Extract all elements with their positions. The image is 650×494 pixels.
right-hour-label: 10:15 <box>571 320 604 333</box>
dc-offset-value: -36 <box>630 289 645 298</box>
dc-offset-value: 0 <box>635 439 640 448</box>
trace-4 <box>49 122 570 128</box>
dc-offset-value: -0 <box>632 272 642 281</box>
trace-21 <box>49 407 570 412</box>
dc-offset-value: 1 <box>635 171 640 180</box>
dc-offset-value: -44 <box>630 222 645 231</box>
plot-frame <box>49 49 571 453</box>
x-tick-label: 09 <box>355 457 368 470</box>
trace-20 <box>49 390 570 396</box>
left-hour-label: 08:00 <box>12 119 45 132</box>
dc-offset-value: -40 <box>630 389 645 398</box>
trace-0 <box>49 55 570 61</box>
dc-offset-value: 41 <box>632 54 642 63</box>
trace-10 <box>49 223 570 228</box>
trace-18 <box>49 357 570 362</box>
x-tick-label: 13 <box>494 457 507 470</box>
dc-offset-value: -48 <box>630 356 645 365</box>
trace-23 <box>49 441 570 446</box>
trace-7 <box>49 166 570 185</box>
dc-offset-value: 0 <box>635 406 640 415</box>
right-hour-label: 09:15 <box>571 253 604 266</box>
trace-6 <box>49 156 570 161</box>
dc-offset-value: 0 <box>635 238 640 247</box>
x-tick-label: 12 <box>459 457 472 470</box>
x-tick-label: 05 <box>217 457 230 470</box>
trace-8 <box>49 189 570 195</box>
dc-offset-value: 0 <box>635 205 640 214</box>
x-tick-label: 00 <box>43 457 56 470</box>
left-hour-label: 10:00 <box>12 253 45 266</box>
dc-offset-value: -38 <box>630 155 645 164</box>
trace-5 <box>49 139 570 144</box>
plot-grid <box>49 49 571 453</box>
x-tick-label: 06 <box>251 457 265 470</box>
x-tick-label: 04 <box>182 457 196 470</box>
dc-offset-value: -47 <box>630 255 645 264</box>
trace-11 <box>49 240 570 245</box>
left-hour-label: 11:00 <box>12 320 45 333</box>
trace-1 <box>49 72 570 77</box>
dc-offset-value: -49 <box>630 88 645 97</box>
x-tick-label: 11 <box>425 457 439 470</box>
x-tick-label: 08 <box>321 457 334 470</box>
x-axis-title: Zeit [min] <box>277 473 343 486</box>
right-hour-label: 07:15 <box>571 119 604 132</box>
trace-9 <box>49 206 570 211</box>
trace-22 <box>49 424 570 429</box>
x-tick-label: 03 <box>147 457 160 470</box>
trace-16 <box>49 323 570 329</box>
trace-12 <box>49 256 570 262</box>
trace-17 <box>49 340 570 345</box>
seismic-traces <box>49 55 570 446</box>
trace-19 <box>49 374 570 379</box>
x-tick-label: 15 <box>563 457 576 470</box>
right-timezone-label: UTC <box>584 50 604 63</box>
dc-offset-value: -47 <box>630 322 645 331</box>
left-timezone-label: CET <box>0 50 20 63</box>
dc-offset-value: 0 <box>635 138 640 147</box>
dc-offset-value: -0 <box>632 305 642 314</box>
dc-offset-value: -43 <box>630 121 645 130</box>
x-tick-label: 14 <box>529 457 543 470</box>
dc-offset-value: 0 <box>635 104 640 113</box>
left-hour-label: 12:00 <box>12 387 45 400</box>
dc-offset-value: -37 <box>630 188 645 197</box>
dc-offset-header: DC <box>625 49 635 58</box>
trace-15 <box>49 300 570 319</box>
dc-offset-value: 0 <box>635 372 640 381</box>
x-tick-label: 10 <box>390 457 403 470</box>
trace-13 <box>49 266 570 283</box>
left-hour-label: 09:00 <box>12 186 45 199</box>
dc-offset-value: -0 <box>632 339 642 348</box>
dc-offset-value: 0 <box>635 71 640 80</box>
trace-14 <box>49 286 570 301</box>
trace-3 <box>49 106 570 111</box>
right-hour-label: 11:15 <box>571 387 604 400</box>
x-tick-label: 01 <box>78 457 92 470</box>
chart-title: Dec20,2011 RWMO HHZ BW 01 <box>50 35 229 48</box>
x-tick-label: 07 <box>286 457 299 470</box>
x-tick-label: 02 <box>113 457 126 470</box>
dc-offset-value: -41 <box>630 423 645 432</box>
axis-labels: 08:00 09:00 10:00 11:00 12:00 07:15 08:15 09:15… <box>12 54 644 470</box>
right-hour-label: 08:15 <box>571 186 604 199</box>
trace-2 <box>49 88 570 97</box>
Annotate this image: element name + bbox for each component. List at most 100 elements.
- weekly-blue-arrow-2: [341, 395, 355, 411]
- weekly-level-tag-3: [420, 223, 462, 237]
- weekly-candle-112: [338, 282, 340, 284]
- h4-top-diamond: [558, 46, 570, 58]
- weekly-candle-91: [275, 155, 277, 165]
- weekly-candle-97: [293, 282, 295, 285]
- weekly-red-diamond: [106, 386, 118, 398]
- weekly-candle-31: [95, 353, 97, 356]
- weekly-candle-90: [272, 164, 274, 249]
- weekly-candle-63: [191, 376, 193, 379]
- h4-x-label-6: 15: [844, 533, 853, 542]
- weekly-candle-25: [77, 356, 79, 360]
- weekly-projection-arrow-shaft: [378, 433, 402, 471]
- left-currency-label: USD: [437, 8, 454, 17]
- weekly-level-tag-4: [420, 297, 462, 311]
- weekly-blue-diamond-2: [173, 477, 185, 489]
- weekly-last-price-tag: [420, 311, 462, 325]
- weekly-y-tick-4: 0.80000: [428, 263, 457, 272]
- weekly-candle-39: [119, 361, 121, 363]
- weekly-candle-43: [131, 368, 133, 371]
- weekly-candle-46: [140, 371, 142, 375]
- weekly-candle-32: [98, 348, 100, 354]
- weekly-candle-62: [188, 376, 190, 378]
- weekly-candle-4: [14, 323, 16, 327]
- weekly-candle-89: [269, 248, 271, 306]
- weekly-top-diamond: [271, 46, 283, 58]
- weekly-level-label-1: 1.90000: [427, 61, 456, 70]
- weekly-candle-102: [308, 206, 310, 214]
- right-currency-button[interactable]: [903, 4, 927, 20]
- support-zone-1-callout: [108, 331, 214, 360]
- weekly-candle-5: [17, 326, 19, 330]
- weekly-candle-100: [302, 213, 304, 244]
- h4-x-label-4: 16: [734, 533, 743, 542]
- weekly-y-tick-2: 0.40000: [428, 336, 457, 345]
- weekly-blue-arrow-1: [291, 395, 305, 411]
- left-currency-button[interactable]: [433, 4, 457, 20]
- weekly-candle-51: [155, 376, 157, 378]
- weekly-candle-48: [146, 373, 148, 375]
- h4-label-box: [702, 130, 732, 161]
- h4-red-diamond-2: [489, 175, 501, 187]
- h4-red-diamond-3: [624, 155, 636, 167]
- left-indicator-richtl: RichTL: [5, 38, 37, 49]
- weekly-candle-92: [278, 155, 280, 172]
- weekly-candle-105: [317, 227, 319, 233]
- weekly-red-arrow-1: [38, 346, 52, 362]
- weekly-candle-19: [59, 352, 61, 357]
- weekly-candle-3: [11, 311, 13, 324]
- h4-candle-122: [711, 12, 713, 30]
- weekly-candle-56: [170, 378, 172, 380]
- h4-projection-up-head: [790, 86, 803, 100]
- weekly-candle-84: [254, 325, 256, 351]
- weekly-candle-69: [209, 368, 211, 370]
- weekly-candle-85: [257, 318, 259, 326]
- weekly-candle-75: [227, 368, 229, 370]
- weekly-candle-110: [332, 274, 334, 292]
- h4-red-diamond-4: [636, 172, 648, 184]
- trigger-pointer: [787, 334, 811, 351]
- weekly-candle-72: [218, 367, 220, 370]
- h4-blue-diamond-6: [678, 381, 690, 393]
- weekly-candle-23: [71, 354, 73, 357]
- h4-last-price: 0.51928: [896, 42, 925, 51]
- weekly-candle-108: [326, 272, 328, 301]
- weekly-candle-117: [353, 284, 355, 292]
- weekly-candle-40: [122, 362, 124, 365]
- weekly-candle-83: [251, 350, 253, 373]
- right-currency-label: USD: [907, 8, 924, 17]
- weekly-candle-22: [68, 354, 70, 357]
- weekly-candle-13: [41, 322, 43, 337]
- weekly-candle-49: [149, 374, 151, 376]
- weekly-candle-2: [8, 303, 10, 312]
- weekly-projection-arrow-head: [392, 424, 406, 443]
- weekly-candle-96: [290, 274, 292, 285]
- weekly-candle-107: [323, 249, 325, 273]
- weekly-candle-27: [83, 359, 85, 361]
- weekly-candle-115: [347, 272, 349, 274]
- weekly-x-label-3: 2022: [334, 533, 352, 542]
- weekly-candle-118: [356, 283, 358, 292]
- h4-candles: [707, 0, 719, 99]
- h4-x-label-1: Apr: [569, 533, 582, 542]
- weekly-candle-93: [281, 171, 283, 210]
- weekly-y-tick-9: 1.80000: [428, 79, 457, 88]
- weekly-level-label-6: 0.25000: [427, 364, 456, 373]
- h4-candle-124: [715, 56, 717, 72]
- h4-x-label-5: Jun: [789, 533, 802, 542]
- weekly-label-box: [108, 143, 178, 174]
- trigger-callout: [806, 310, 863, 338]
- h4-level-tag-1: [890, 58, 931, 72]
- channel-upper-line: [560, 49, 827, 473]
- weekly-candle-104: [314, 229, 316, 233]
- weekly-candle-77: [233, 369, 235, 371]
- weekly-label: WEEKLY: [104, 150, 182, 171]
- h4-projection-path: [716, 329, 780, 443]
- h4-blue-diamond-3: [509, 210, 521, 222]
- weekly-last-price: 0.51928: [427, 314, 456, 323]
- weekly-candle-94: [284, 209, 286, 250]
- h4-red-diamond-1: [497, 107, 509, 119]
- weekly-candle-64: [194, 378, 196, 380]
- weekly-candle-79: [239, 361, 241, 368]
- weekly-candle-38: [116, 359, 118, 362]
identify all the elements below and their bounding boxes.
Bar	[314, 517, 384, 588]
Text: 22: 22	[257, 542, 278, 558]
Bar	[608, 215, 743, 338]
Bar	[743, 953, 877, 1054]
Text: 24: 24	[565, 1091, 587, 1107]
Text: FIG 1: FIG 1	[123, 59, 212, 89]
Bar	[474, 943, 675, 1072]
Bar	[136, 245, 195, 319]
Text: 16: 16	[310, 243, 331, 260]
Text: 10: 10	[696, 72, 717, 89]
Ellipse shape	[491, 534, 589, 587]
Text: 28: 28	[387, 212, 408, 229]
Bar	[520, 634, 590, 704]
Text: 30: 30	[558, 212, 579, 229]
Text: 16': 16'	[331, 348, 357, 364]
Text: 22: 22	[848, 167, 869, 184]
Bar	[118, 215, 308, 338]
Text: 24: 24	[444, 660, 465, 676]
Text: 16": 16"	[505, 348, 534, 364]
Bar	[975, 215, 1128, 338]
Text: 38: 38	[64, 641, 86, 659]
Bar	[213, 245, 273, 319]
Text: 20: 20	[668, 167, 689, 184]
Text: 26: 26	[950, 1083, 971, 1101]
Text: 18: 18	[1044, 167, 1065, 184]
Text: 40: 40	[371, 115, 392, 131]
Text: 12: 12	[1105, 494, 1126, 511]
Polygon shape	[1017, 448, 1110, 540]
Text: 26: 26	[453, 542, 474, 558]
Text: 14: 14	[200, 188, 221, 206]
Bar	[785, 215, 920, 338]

++++

■ The task ■
Extract each line from the items above that contains the string "button".

■ Exercise solution ■
- right-currency-button[interactable]: [903, 4, 927, 20]
- left-currency-button[interactable]: [433, 4, 457, 20]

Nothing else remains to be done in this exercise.